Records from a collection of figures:

◇ ◇ ◇ ◇ ◇

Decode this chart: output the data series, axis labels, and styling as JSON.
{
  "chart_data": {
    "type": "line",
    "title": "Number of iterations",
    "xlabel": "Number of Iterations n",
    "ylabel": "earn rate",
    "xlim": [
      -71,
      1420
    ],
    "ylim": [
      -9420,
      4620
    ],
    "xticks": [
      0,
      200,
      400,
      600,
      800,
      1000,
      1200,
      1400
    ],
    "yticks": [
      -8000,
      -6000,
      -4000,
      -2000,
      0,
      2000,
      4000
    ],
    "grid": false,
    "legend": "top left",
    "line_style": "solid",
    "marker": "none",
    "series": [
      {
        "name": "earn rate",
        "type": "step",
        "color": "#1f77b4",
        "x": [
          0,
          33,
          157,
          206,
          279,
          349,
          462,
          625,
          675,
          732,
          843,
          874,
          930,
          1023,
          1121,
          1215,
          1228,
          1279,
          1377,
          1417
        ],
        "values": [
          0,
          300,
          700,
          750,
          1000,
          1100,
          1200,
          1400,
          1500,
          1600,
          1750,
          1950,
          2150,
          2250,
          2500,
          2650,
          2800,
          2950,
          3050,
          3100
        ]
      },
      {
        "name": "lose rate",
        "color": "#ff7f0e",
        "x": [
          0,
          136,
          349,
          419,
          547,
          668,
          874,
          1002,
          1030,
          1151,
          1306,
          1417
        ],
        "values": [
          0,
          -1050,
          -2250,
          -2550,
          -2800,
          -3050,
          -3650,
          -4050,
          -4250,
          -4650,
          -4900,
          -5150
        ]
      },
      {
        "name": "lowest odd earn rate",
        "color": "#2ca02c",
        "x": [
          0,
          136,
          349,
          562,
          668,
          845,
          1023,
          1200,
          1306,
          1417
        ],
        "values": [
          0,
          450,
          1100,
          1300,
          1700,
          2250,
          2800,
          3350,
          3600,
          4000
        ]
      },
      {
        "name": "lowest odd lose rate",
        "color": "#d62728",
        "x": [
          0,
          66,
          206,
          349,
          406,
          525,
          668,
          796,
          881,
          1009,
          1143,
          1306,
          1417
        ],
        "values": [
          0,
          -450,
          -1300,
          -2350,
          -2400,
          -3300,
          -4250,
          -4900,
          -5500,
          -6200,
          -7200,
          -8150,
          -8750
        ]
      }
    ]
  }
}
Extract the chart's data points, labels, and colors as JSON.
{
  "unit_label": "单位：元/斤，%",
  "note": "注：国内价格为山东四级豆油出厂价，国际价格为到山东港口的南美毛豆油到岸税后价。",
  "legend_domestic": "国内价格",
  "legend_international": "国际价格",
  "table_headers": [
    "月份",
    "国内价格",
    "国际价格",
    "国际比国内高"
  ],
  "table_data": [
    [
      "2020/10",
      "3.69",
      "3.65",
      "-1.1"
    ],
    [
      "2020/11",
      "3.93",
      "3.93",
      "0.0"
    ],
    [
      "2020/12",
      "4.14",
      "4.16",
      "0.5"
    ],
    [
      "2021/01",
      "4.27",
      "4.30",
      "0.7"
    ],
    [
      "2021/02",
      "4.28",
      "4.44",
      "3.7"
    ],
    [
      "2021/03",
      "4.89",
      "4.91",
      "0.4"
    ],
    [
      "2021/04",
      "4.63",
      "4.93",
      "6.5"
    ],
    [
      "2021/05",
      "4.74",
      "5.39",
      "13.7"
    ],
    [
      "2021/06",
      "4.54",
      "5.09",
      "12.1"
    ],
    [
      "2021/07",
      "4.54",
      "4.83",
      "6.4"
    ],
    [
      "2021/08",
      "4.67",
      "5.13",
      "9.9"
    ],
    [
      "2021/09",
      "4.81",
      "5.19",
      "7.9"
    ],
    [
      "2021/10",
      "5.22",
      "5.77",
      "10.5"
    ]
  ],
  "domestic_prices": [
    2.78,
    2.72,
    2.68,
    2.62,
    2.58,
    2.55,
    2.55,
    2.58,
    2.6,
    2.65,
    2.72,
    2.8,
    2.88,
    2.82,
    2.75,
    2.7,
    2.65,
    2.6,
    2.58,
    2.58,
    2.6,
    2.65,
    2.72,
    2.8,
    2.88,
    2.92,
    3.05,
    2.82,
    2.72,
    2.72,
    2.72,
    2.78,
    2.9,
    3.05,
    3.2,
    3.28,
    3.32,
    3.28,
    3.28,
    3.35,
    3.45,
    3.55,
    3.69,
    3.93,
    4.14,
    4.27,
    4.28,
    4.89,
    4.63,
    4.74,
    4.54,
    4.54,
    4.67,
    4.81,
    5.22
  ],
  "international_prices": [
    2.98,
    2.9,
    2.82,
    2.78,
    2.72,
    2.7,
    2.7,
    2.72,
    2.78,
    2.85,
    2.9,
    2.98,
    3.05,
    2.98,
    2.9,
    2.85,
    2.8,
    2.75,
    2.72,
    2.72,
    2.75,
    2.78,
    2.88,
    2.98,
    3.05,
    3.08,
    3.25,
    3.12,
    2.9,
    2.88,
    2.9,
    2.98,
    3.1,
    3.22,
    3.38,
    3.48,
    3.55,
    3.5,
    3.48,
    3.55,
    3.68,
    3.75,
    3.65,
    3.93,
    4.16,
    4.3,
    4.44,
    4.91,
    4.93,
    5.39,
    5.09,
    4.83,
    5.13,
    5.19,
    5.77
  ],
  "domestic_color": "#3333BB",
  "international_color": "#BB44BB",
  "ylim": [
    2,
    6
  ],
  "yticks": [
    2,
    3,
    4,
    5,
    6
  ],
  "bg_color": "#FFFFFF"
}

◇ ◇ ◇ ◇ ◇

■ **Instruction**:
Each line above that holds the string "series" should be copied and shown.

■ **Reply**:
Decode this chart: output the data series, axis labels, and styling as JSON.
    "series": [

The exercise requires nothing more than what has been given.